TASK BRIEF :: Below are records. Copy every line with "General" in it.

RAW DATA ::

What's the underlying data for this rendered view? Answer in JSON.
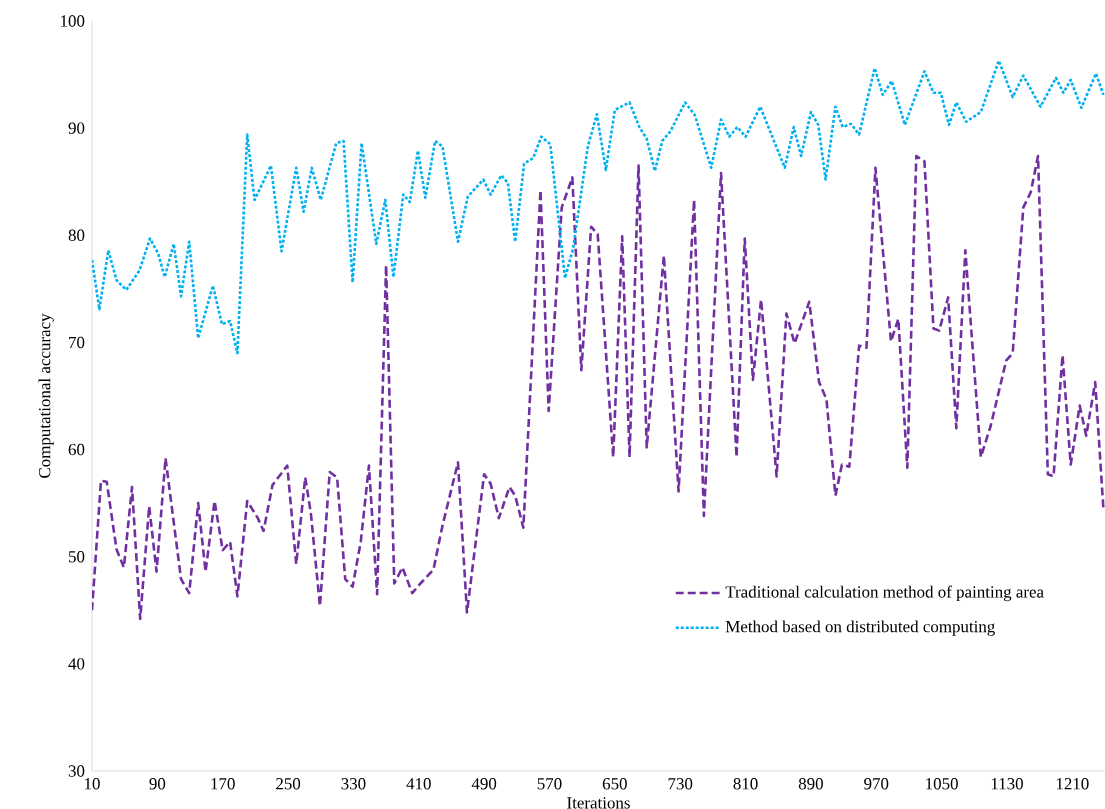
{
  "chart_data": {
    "type": "line",
    "xlabel": "Iterations",
    "ylabel": "Computational accuracy",
    "xlim": [
      10,
      1250
    ],
    "ylim": [
      30,
      100
    ],
    "xticks": [
      10,
      90,
      170,
      250,
      330,
      410,
      490,
      570,
      650,
      730,
      810,
      890,
      970,
      1050,
      1130,
      1210
    ],
    "yticks": [
      30,
      40,
      50,
      60,
      70,
      80,
      90,
      100
    ],
    "legend": "bottom right",
    "grid": false,
    "series": [
      {
        "name": "Traditional calculation method of painting area",
        "color": "#7030a0",
        "line_style": "dashed",
        "x": [
          10,
          21,
          28,
          40,
          49,
          59,
          69,
          80,
          89,
          100,
          119,
          129,
          140,
          149,
          160,
          170,
          179,
          188,
          200,
          213,
          220,
          231,
          249,
          260,
          271,
          278,
          289,
          301,
          310,
          320,
          329,
          339,
          349,
          359,
          370,
          380,
          390,
          402,
          412,
          428,
          439,
          458,
          469,
          490,
          498,
          508,
          521,
          528,
          538,
          559,
          569,
          585,
          598,
          609,
          621,
          629,
          648,
          659,
          668,
          679,
          689,
          710,
          728,
          747,
          759,
          780,
          799,
          809,
          819,
          829,
          848,
          860,
          870,
          888,
          900,
          909,
          920,
          928,
          937,
          949,
          958,
          969,
          988,
          997,
          1008,
          1019,
          1029,
          1040,
          1047,
          1058,
          1068,
          1079,
          1098,
          1110,
          1129,
          1137,
          1150,
          1159,
          1168,
          1180,
          1187,
          1198,
          1208,
          1219,
          1227,
          1238,
          1248
        ],
        "values": [
          45.0,
          57.1,
          57.0,
          50.7,
          49.0,
          56.5,
          44.2,
          54.7,
          48.6,
          59.2,
          47.9,
          46.6,
          55.0,
          48.6,
          55.2,
          50.6,
          51.4,
          46.3,
          55.2,
          53.6,
          52.4,
          56.7,
          58.5,
          49.3,
          57.4,
          54.0,
          45.4,
          57.9,
          57.4,
          47.9,
          47.2,
          51.4,
          58.5,
          46.5,
          77.2,
          47.5,
          49.0,
          46.6,
          47.5,
          48.8,
          52.9,
          58.8,
          44.8,
          57.7,
          56.8,
          53.6,
          56.5,
          55.7,
          52.7,
          84.2,
          63.6,
          82.6,
          85.4,
          67.4,
          80.8,
          80.1,
          59.3,
          79.9,
          59.3,
          86.5,
          60.2,
          78.1,
          56.1,
          83.3,
          53.8,
          85.8,
          59.3,
          79.7,
          66.5,
          74.0,
          57.5,
          72.7,
          69.9,
          73.8,
          66.3,
          64.7,
          55.7,
          58.6,
          58.4,
          69.7,
          69.5,
          86.3,
          70.1,
          72.2,
          58.3,
          87.4,
          86.9,
          71.3,
          71.1,
          74.2,
          62.0,
          78.6,
          59.3,
          62.2,
          68.3,
          69.0,
          82.6,
          84.0,
          87.4,
          57.7,
          57.5,
          68.8,
          58.6,
          64.1,
          61.3,
          66.3,
          54.5
        ]
      },
      {
        "name": "Method based on distributed computing",
        "color": "#00b0f0",
        "line_style": "dotted",
        "x": [
          10,
          19,
          30,
          40,
          52,
          68,
          81,
          91,
          99,
          110,
          119,
          129,
          140,
          158,
          169,
          179,
          188,
          200,
          209,
          229,
          242,
          260,
          269,
          279,
          290,
          309,
          318,
          329,
          340,
          358,
          369,
          379,
          391,
          399,
          409,
          418,
          430,
          439,
          458,
          470,
          489,
          498,
          511,
          519,
          528,
          539,
          550,
          560,
          571,
          589,
          599,
          617,
          628,
          639,
          650,
          668,
          680,
          689,
          699,
          708,
          718,
          736,
          748,
          768,
          780,
          790,
          800,
          810,
          828,
          858,
          869,
          878,
          890,
          899,
          908,
          920,
          929,
          939,
          949,
          968,
          978,
          989,
          1005,
          1029,
          1040,
          1049,
          1059,
          1068,
          1080,
          1098,
          1120,
          1137,
          1150,
          1171,
          1190,
          1199,
          1208,
          1221,
          1239,
          1248
        ],
        "values": [
          77.7,
          73.1,
          78.6,
          75.8,
          74.9,
          76.7,
          79.7,
          78.3,
          76.1,
          79.2,
          74.3,
          79.4,
          70.4,
          75.3,
          71.7,
          72.0,
          69.0,
          89.4,
          83.3,
          86.5,
          78.5,
          86.3,
          82.2,
          86.3,
          83.3,
          88.6,
          88.8,
          75.6,
          88.6,
          79.2,
          83.3,
          76.1,
          83.8,
          83.1,
          87.9,
          83.5,
          88.8,
          88.3,
          79.4,
          83.6,
          85.2,
          83.8,
          85.6,
          84.9,
          79.4,
          86.7,
          87.2,
          89.2,
          88.5,
          76.0,
          78.8,
          88.3,
          91.3,
          86.1,
          91.7,
          92.4,
          90.1,
          89.0,
          86.0,
          88.8,
          89.7,
          92.4,
          91.2,
          86.3,
          90.8,
          89.2,
          90.1,
          89.2,
          92.0,
          86.3,
          90.1,
          87.4,
          91.5,
          90.3,
          85.2,
          92.0,
          90.1,
          90.4,
          89.4,
          95.6,
          93.1,
          94.4,
          90.3,
          95.3,
          93.3,
          93.3,
          90.3,
          92.4,
          90.6,
          91.5,
          96.3,
          92.9,
          94.9,
          92.0,
          94.7,
          93.3,
          94.5,
          91.9,
          95.1,
          93.1
        ]
      }
    ]
  }
}
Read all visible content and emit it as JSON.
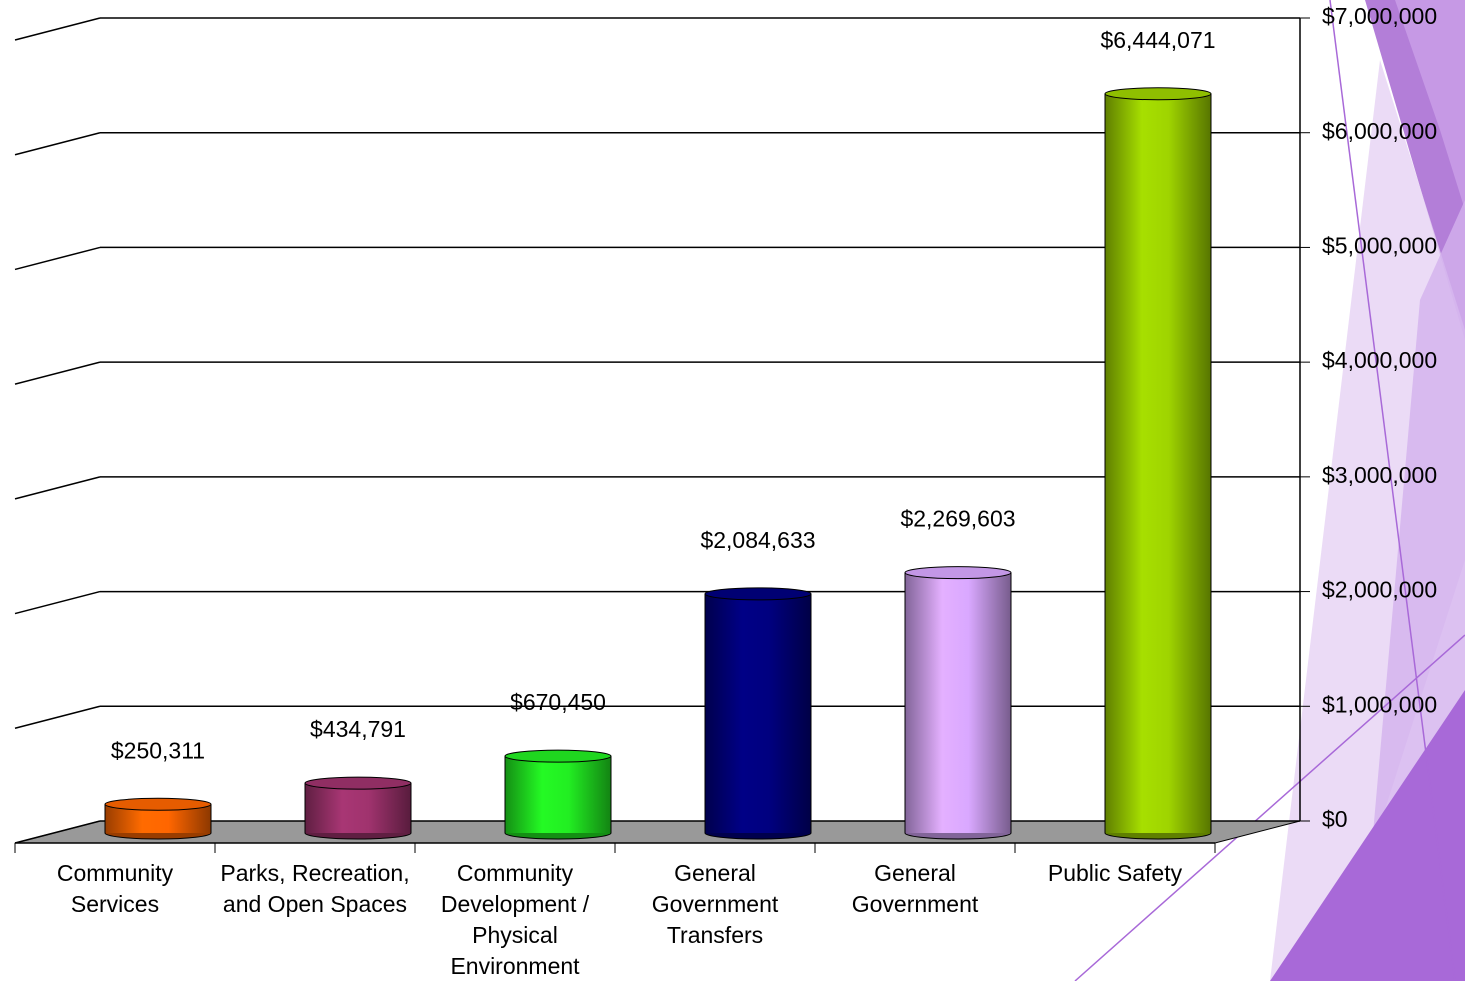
{
  "chart_data": {
    "type": "bar",
    "categories": [
      "Community Services",
      "Parks, Recreation, and Open Spaces",
      "Community Development / Physical Environment",
      "General Government Transfers",
      "General Government",
      "Public Safety"
    ],
    "values": [
      250311,
      434791,
      670450,
      2084633,
      2269603,
      6444071
    ],
    "value_labels": [
      "$250,311",
      "$434,791",
      "$670,450",
      "$2,084,633",
      "$2,269,603",
      "$6,444,071"
    ],
    "colors": [
      "#ff6600",
      "#a0336e",
      "#22ee22",
      "#000080",
      "#d9a8ff",
      "#9fd400"
    ],
    "ylim": [
      0,
      7000000
    ],
    "yticks": [
      {
        "value": 0,
        "label": "$0"
      },
      {
        "value": 1000000,
        "label": "$1,000,000"
      },
      {
        "value": 2000000,
        "label": "$2,000,000"
      },
      {
        "value": 3000000,
        "label": "$3,000,000"
      },
      {
        "value": 4000000,
        "label": "$4,000,000"
      },
      {
        "value": 5000000,
        "label": "$5,000,000"
      },
      {
        "value": 6000000,
        "label": "$6,000,000"
      },
      {
        "value": 7000000,
        "label": "$7,000,000"
      }
    ],
    "grid": true
  }
}
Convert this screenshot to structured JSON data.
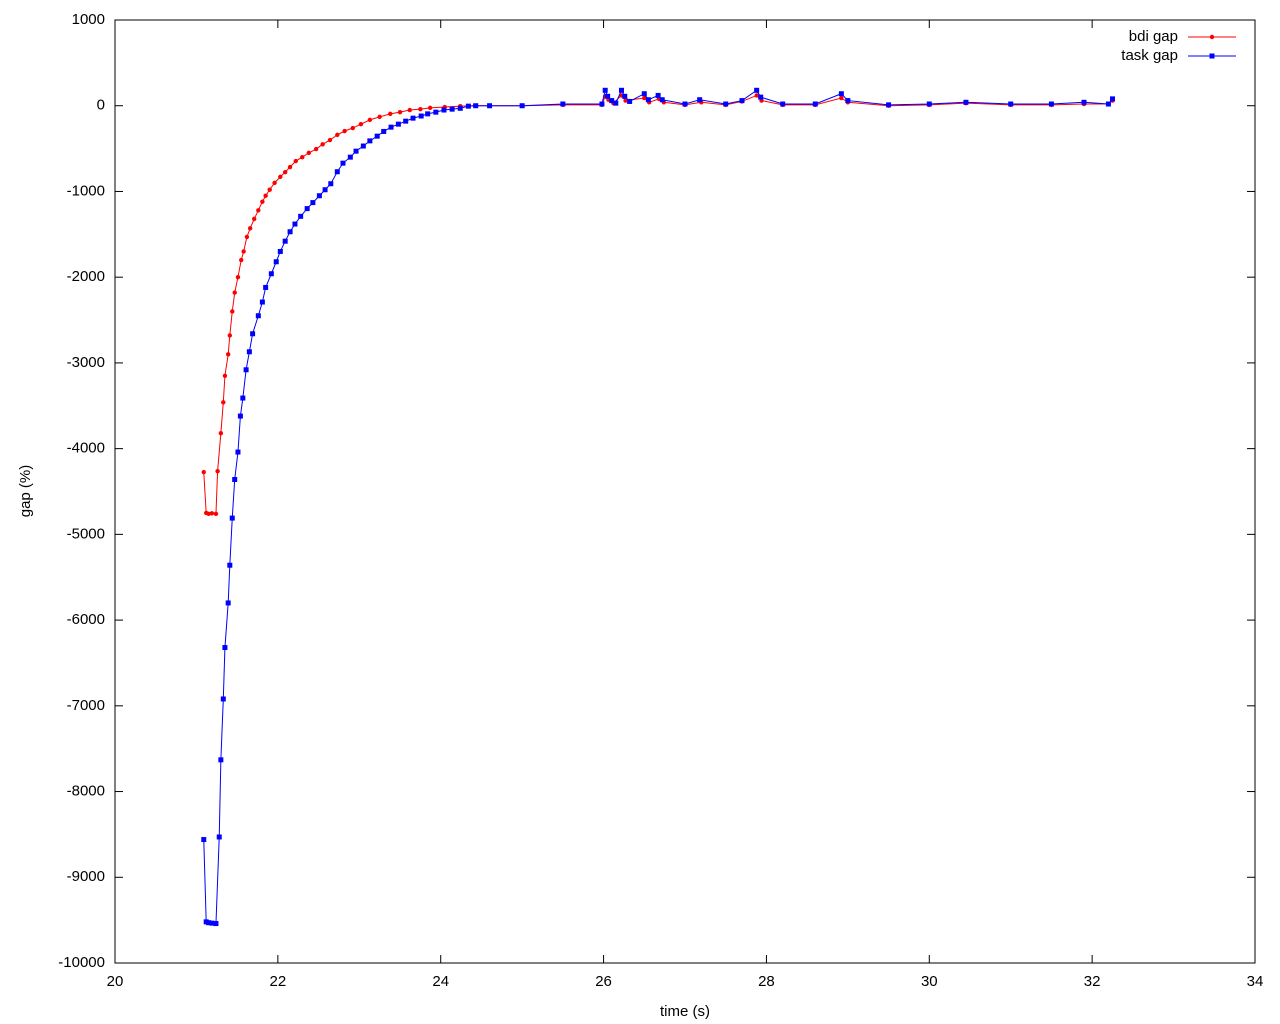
{
  "chart_data": {
    "type": "line",
    "xlabel": "time (s)",
    "ylabel": "gap (%)",
    "xlim": [
      20,
      34
    ],
    "xticks": [
      20,
      22,
      24,
      26,
      28,
      30,
      32,
      34
    ],
    "ylim": [
      -10000,
      1000
    ],
    "yticks": [
      -10000,
      -9000,
      -8000,
      -7000,
      -6000,
      -5000,
      -4000,
      -3000,
      -2000,
      -1000,
      0,
      1000
    ],
    "legend": "top-right",
    "series": [
      {
        "name": "bdi gap",
        "color": "#ff0000",
        "marker": "circle",
        "x": [
          21.09,
          21.12,
          21.15,
          21.19,
          21.24,
          21.26,
          21.3,
          21.33,
          21.35,
          21.39,
          21.41,
          21.44,
          21.47,
          21.51,
          21.55,
          21.58,
          21.62,
          21.66,
          21.71,
          21.76,
          21.81,
          21.85,
          21.9,
          21.96,
          22.03,
          22.09,
          22.15,
          22.22,
          22.3,
          22.38,
          22.47,
          22.55,
          22.64,
          22.73,
          22.82,
          22.92,
          23.02,
          23.13,
          23.25,
          23.38,
          23.5,
          23.62,
          23.75,
          23.87,
          24.05,
          24.24,
          24.42,
          24.6,
          25.0,
          25.5,
          25.98,
          26.02,
          26.06,
          26.12,
          26.22,
          26.27,
          26.5,
          26.56,
          26.68,
          26.74,
          27.0,
          27.2,
          27.5,
          27.7,
          27.88,
          27.94,
          28.2,
          28.6,
          28.92,
          29.0,
          29.5,
          30.0,
          30.45,
          31.0,
          31.5,
          31.9,
          32.2,
          32.25
        ],
        "values": [
          -4274,
          -4750,
          -4760,
          -4755,
          -4760,
          -4263,
          -3820,
          -3460,
          -3150,
          -2900,
          -2680,
          -2400,
          -2180,
          -2000,
          -1800,
          -1700,
          -1530,
          -1430,
          -1320,
          -1220,
          -1120,
          -1050,
          -980,
          -900,
          -830,
          -775,
          -715,
          -645,
          -600,
          -550,
          -505,
          -450,
          -400,
          -340,
          -295,
          -260,
          -215,
          -165,
          -130,
          -95,
          -75,
          -50,
          -40,
          -25,
          -15,
          -5,
          0,
          0,
          0,
          10,
          10,
          110,
          70,
          30,
          120,
          60,
          90,
          40,
          80,
          40,
          10,
          40,
          10,
          50,
          120,
          60,
          10,
          10,
          90,
          40,
          0,
          10,
          30,
          10,
          10,
          20,
          20,
          60
        ]
      },
      {
        "name": "task gap",
        "color": "#0000ff",
        "marker": "square",
        "x": [
          21.09,
          21.12,
          21.15,
          21.19,
          21.24,
          21.28,
          21.3,
          21.33,
          21.35,
          21.39,
          21.41,
          21.44,
          21.47,
          21.51,
          21.54,
          21.57,
          21.61,
          21.65,
          21.69,
          21.76,
          21.81,
          21.85,
          21.92,
          21.98,
          22.03,
          22.09,
          22.15,
          22.21,
          22.28,
          22.36,
          22.43,
          22.51,
          22.58,
          22.65,
          22.73,
          22.8,
          22.89,
          22.96,
          23.05,
          23.13,
          23.22,
          23.3,
          23.39,
          23.48,
          23.57,
          23.66,
          23.76,
          23.84,
          23.94,
          24.04,
          24.14,
          24.24,
          24.34,
          24.43,
          24.6,
          25.0,
          25.5,
          25.98,
          26.02,
          26.05,
          26.1,
          26.15,
          26.22,
          26.26,
          26.32,
          26.5,
          26.55,
          26.67,
          26.72,
          27.0,
          27.18,
          27.5,
          27.7,
          27.88,
          27.93,
          28.2,
          28.6,
          28.92,
          29.0,
          29.5,
          30.0,
          30.45,
          31.0,
          31.5,
          31.9,
          32.2,
          32.25
        ],
        "values": [
          -8560,
          -9520,
          -9530,
          -9535,
          -9540,
          -8530,
          -7630,
          -6920,
          -6320,
          -5800,
          -5360,
          -4810,
          -4360,
          -4040,
          -3620,
          -3410,
          -3080,
          -2870,
          -2660,
          -2450,
          -2290,
          -2120,
          -1960,
          -1820,
          -1700,
          -1580,
          -1470,
          -1380,
          -1290,
          -1200,
          -1130,
          -1050,
          -980,
          -910,
          -770,
          -670,
          -600,
          -530,
          -470,
          -410,
          -355,
          -300,
          -250,
          -215,
          -180,
          -145,
          -120,
          -95,
          -75,
          -50,
          -40,
          -30,
          -5,
          0,
          0,
          0,
          20,
          20,
          180,
          110,
          60,
          30,
          180,
          110,
          50,
          140,
          70,
          120,
          70,
          20,
          70,
          20,
          60,
          180,
          100,
          20,
          20,
          140,
          60,
          10,
          20,
          40,
          20,
          20,
          40,
          20,
          80
        ]
      }
    ]
  }
}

OUTPUT FOR THIS EXERCISE ::
      "General Government Transfers",
      "General Government",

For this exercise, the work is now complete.